Exercise aim | Reproduce the complete listing without any deviation.

(Entries taken from a collection)
-- BEGIN --
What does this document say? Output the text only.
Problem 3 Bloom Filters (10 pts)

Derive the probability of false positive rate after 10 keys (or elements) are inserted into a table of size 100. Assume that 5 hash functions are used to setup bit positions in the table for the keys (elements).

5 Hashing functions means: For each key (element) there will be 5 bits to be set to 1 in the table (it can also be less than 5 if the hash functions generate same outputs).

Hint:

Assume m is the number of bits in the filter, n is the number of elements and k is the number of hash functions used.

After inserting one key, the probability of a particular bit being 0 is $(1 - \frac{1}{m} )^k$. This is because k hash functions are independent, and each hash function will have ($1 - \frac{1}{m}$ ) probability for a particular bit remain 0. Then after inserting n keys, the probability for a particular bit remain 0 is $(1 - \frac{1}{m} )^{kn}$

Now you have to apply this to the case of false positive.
-- END --
Exercise answer |
What does this document say? Output the text only.
Problem 3 Bloom Filters (10 pts)

Derive the probability of false positive rate after 10 keys (or elements) are inserted into a table of size 100. Assume that 5 hash functions are used to setup bit positions in the table for the keys (elements).

5 Hashing functions means: For each key (element) there will be 5 bits to be set to 1 in the table (it can also be less than 5 if the hash functions generate same outputs).

Hint:

Assume m is the number of bits in the filter, n is the number of elements and k is the number of hash functions used.

After inserting one key, the probability of a particular bit being 0 is $(1 - \frac{1}{m} )^k$. This is because k hash functions are independent, and each hash function will have ($1 - \frac{1}{m}$ ) probability for a particular bit remain 0. Then after inserting n keys, the probability for a particular bit remain 0 is $(1 - \frac{1}{m} )^{kn}$

Now you have to apply this to the case of false positive.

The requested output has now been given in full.